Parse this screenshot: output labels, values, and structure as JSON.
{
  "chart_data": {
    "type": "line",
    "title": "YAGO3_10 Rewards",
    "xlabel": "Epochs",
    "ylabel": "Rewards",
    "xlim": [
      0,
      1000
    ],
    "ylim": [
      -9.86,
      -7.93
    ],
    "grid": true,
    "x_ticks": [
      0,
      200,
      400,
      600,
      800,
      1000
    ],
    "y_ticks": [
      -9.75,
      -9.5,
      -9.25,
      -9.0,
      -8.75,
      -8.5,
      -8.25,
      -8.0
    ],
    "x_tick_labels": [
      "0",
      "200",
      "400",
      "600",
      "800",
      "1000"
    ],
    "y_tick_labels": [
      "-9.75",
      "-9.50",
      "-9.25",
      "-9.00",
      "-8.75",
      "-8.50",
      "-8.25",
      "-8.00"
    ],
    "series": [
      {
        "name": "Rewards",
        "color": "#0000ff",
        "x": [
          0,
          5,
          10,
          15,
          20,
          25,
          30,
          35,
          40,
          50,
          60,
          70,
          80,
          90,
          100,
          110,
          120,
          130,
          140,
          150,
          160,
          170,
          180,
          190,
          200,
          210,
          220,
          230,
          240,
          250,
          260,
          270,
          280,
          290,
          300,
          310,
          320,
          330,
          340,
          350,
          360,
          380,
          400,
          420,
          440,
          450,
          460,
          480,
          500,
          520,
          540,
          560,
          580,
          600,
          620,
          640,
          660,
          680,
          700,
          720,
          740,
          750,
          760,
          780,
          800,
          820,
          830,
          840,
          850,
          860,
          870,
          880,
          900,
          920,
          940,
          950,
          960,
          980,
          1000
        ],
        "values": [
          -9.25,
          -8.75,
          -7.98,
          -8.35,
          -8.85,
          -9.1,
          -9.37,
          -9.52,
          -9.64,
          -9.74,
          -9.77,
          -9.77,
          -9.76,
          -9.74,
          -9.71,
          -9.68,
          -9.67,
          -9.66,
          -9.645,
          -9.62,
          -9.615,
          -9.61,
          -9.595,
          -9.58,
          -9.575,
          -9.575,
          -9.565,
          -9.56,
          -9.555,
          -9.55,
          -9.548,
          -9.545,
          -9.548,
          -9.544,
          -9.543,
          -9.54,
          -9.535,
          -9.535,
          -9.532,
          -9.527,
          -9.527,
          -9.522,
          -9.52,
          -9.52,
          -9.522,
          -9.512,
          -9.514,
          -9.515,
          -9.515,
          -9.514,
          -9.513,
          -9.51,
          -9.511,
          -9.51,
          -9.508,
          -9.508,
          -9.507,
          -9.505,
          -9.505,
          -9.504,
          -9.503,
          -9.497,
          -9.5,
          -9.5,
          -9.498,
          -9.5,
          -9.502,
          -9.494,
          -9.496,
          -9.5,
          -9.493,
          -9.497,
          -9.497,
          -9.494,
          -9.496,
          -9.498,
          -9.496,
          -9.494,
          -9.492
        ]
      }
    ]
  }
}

▸ **To do**:
Tally the lines that hold the string "values" and state the total, nothing more.

▸ **Final result**:
2